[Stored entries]
[START]
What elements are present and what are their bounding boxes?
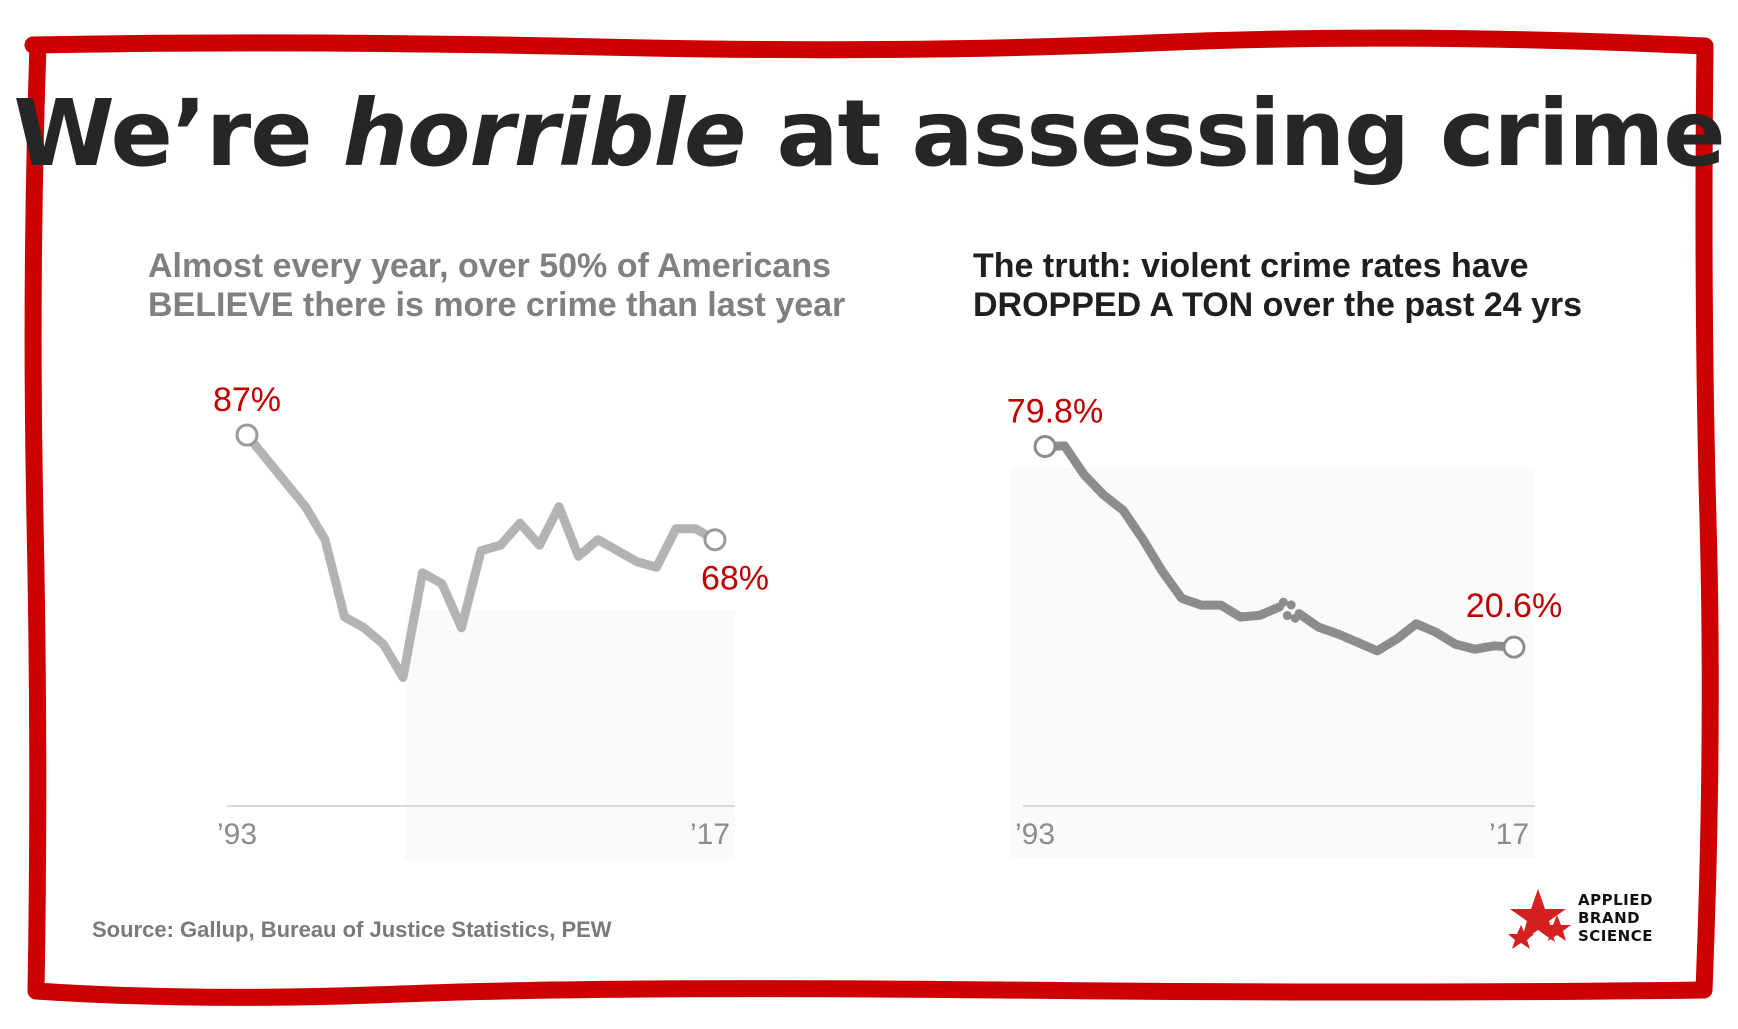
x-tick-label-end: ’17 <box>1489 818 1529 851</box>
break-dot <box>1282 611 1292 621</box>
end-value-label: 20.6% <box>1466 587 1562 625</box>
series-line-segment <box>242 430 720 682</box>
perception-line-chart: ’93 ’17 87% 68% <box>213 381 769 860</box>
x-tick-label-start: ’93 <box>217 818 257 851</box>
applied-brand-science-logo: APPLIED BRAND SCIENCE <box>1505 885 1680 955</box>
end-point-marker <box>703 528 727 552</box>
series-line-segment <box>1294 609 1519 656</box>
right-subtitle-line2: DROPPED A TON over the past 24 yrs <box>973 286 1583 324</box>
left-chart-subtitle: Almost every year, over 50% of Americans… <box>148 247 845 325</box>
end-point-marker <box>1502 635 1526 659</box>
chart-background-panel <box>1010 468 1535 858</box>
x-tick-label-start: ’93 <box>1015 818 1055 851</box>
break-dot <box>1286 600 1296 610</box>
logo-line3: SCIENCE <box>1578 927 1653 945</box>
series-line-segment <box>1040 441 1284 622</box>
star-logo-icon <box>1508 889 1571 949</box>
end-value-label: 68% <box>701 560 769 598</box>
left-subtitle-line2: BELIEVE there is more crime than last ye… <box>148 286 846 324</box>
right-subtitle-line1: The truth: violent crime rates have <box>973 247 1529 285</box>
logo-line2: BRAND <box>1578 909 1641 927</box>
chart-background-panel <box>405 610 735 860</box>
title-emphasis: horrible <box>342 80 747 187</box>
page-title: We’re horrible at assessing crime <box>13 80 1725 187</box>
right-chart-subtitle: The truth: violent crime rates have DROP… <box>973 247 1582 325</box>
[END]
DIRECTIONS: Retype the lines of the data above exactly, starting with the line that contains "x-tick-label-end: ’17 <box>1489" and going on through the line that contains "chart-background-panel <box>1010 468", including both.

RESPONSE TO THE TASK:
x-tick-label-end: ’17 <box>1489 818 1529 851</box>
break-dot <box>1282 611 1292 621</box>
end-value-label: 20.6% <box>1466 587 1562 625</box>
series-line-segment <box>242 430 720 682</box>
perception-line-chart: ’93 ’17 87% 68% <box>213 381 769 860</box>
x-tick-label-start: ’93 <box>217 818 257 851</box>
applied-brand-science-logo: APPLIED BRAND SCIENCE <box>1505 885 1680 955</box>
end-point-marker <box>703 528 727 552</box>
series-line-segment <box>1294 609 1519 656</box>
right-subtitle-line2: DROPPED A TON over the past 24 yrs <box>973 286 1583 324</box>
left-chart-subtitle: Almost every year, over 50% of Americans… <box>148 247 845 325</box>
end-point-marker <box>1502 635 1526 659</box>
chart-background-panel <box>1010 468 1535 858</box>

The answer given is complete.